** BEGIN Listed records **

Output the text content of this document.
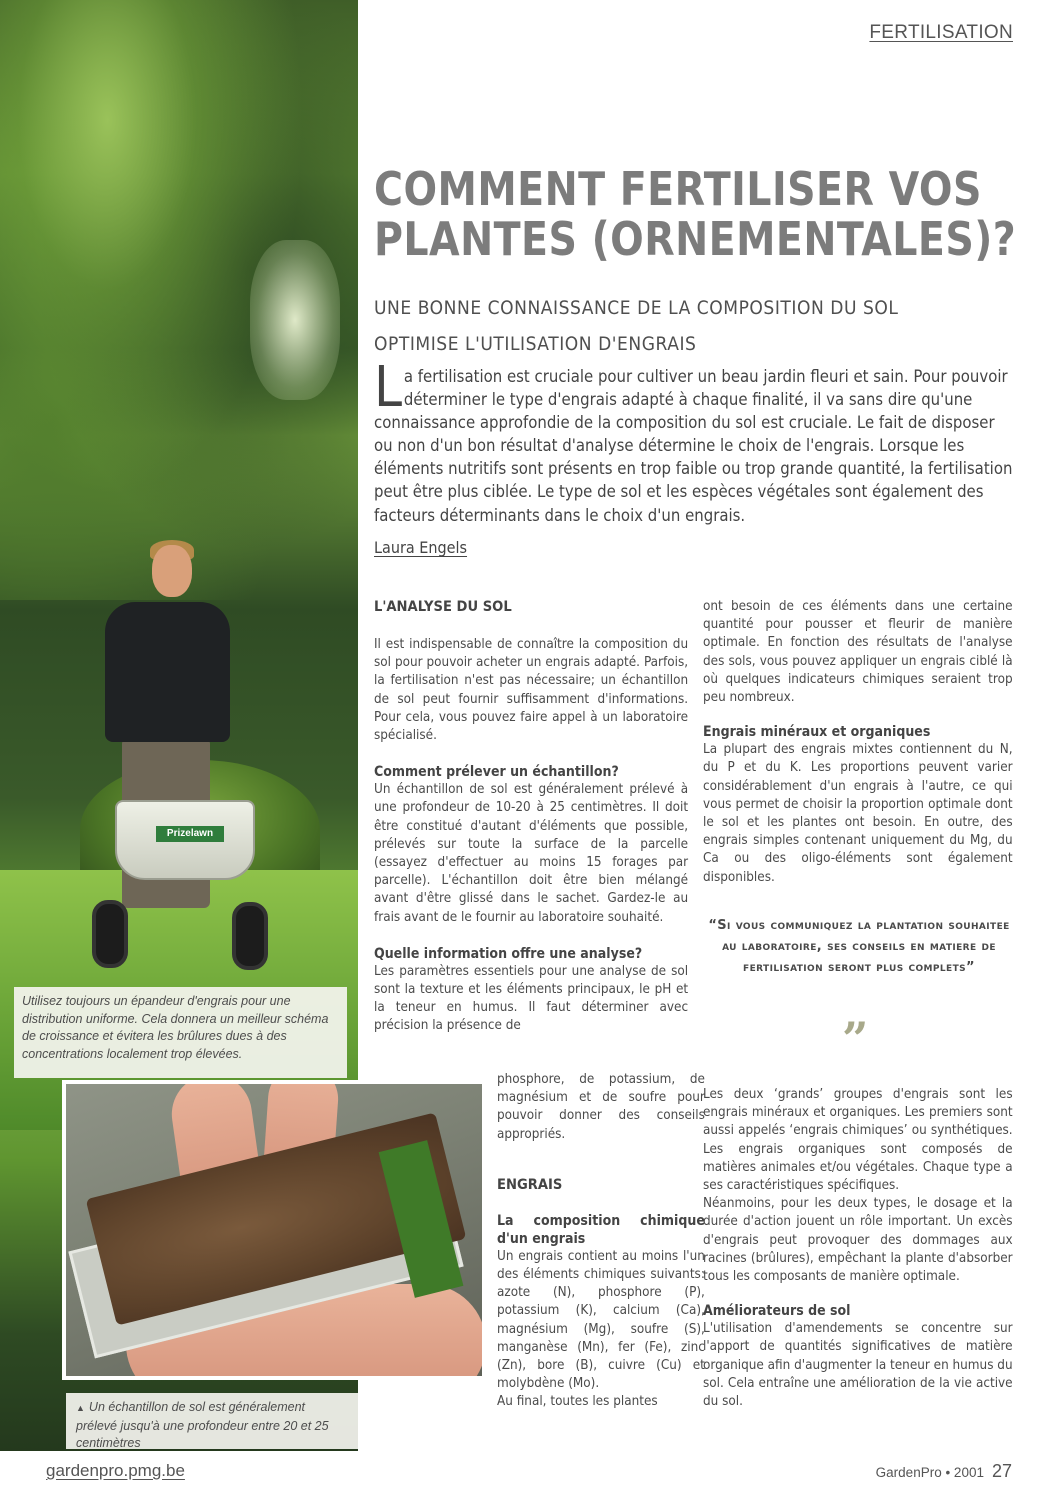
Prizelawn
Utilisez toujours un épandeur d'engrais pour une distribution uniforme. Cela donnera un meilleur schéma de croissance et évitera les brûlures dues à des concentrations localement trop élevées.
▲ Un échantillon de sol est généralement prélevé jusqu'à une profondeur entre 20 et 25 centimètres
FERTILISATION
COMMENT FERTILISER VOS
PLANTES (ORNEMENTALES)?
UNE BONNE CONNAISSANCE DE LA COMPOSITION DU SOL
OPTIMISE L'UTILISATION D'ENGRAIS
La fertilisation est cruciale pour cultiver un beau jardin fleuri et sain. Pour pouvoir déterminer le type d'engrais adapté à chaque finalité, il va sans dire qu'une connaissance approfondie de la composition du sol est cruciale. Le fait de disposer ou non d'un bon résultat d'analyse détermine le choix de l'engrais. Lorsque les éléments nutritifs sont présents en trop faible ou trop grande quantité, la fertilisation peut être plus ciblée. Le type de sol et les espèces végétales sont également des facteurs déterminants dans le choix d'un engrais.
Laura Engels
L'ANALYSE DU SOL

Il est indispensable de connaître la composition du sol pour pouvoir acheter un engrais adapté. Parfois, la fertilisation n'est pas nécessaire; un échantillon de sol peut fournir suffisamment d'informations. Pour cela, vous pouvez faire appel à un laboratoire spécialisé.

Comment prélever un échantillon?

Un échantillon de sol est généralement prélevé à une profondeur de 10-20 à 25 centimètres. Il doit être constitué d'autant d'éléments que possible, prélevés sur toute la surface de la parcelle (essayez d'effectuer au moins 15 forages par parcelle). L'échantillon doit être bien mélangé avant d'être glissé dans le sachet. Gardez-le au frais avant de le fournir au laboratoire souhaité.

Quelle information offre une analyse?

Les paramètres essentiels pour une analyse de sol sont la texture et les éléments principaux, le pH et la teneur en humus. Il faut déterminer avec précision la présence de

phosphore, de potassium, de magnésium et de soufre pour pouvoir donner des conseils appropriés.

ENGRAIS
La composition chimique d'un engrais

Un engrais contient au moins l'un des éléments chimiques suivants: azote (N), phosphore (P), potassium (K), calcium (Ca), magnésium (Mg), soufre (S), manganèse (Mn), fer (Fe), zinc (Zn), bore (B), cuivre (Cu) et molybdène (Mo).

Au final, toutes les plantes

ont besoin de ces éléments dans une certaine quantité pour pousser et fleurir de manière optimale. En fonction des résultats de l'analyse des sols, vous pouvez appliquer un engrais ciblé là où quelques indicateurs chimiques seraient trop peu nombreux.

Engrais minéraux et organiques

La plupart des engrais mixtes contiennent du N, du P et du K. Les proportions peuvent varier considérablement d'un engrais à l'autre, ce qui vous permet de choisir la proportion optimale dont le sol et les plantes ont besoin. En outre, des engrais simples contenant uniquement du Mg, du Ca ou des oligo-éléments sont également disponibles.

“Si vous communiquez la plantation souhaitee au laboratoire, ses conseils en matiere de fertilisation seront plus complets”
”

Les deux ‘grands’ groupes d'engrais sont les engrais minéraux et organiques. Les premiers sont aussi appelés ‘engrais chimiques’ ou synthétiques. Les engrais organiques sont composés de matières animales et/ou végétales. Chaque type a ses caractéristiques spécifiques.

Néanmoins, pour les deux types, le dosage et la durée d'action jouent un rôle important. Un excès d'engrais peut provoquer des dommages aux racines (brûlures), empêchant la plante d'absorber tous les composants de manière optimale.

Améliorateurs de sol

L'utilisation d'amendements se concentre sur l'apport de quantités significatives de matière organique afin d'augmenter la teneur en humus du sol. Cela entraîne une amélioration de la vie active du sol.

gardenpro.pmg.be	GardenPro • 2001 27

** END Listed records **

▶ [Goal of the exercise] Print out the lines exactly, skipping any picture.

▶ [Result]
Output the text content of this document.
Prizelawn
Utilisez toujours un épandeur d'engrais pour une distribution uniforme. Cela donnera un meilleur schéma de croissance et évitera les brûlures dues à des concentrations localement trop élevées.
▲ Un échantillon de sol est généralement prélevé jusqu'à une profondeur entre 20 et 25 centimètres
FERTILISATION
COMMENT FERTILISER VOS
PLANTES (ORNEMENTALES)?
UNE BONNE CONNAISSANCE DE LA COMPOSITION DU SOL
OPTIMISE L'UTILISATION D'ENGRAIS
La fertilisation est cruciale pour cultiver un beau jardin fleuri et sain. Pour pouvoir déterminer le type d'engrais adapté à chaque finalité, il va sans dire qu'une connaissance approfondie de la composition du sol est cruciale. Le fait de disposer ou non d'un bon résultat d'analyse détermine le choix de l'engrais. Lorsque les éléments nutritifs sont présents en trop faible ou trop grande quantité, la fertilisation peut être plus ciblée. Le type de sol et les espèces végétales sont également des facteurs déterminants dans le choix d'un engrais.
Laura Engels
L'ANALYSE DU SOL

Il est indispensable de connaître la composition du sol pour pouvoir acheter un engrais adapté. Parfois, la fertilisation n'est pas nécessaire; un échantillon de sol peut fournir suffisamment d'informations. Pour cela, vous pouvez faire appel à un laboratoire spécialisé.

Comment prélever un échantillon?

Un échantillon de sol est généralement prélevé à une profondeur de 10-20 à 25 centimètres. Il doit être constitué d'autant d'éléments que possible, prélevés sur toute la surface de la parcelle (essayez d'effectuer au moins 15 forages par parcelle). L'échantillon doit être bien mélangé avant d'être glissé dans le sachet. Gardez-le au frais avant de le fournir au laboratoire souhaité.

Quelle information offre une analyse?

Les paramètres essentiels pour une analyse de sol sont la texture et les éléments principaux, le pH et la teneur en humus. Il faut déterminer avec précision la présence de

phosphore, de potassium, de magnésium et de soufre pour pouvoir donner des conseils appropriés.

ENGRAIS
La composition chimique d'un engrais

Un engrais contient au moins l'un des éléments chimiques suivants: azote (N), phosphore (P), potassium (K), calcium (Ca), magnésium (Mg), soufre (S), manganèse (Mn), fer (Fe), zinc (Zn), bore (B), cuivre (Cu) et molybdène (Mo).

Au final, toutes les plantes

ont besoin de ces éléments dans une certaine quantité pour pousser et fleurir de manière optimale. En fonction des résultats de l'analyse des sols, vous pouvez appliquer un engrais ciblé là où quelques indicateurs chimiques seraient trop peu nombreux.

Engrais minéraux et organiques

La plupart des engrais mixtes contiennent du N, du P et du K. Les proportions peuvent varier considérablement d'un engrais à l'autre, ce qui vous permet de choisir la proportion optimale dont le sol et les plantes ont besoin. En outre, des engrais simples contenant uniquement du Mg, du Ca ou des oligo-éléments sont également disponibles.

“Si vous communiquez la plantation souhaitee au laboratoire, ses conseils en matiere de fertilisation seront plus complets”
”

Les deux ‘grands’ groupes d'engrais sont les engrais minéraux et organiques. Les premiers sont aussi appelés ‘engrais chimiques’ ou synthétiques. Les engrais organiques sont composés de matières animales et/ou végétales. Chaque type a ses caractéristiques spécifiques.

Néanmoins, pour les deux types, le dosage et la durée d'action jouent un rôle important. Un excès d'engrais peut provoquer des dommages aux racines (brûlures), empêchant la plante d'absorber tous les composants de manière optimale.

Améliorateurs de sol

L'utilisation d'amendements se concentre sur l'apport de quantités significatives de matière organique afin d'augmenter la teneur en humus du sol. Cela entraîne une amélioration de la vie active du sol.

gardenpro.pmg.be	GardenPro • 2001 27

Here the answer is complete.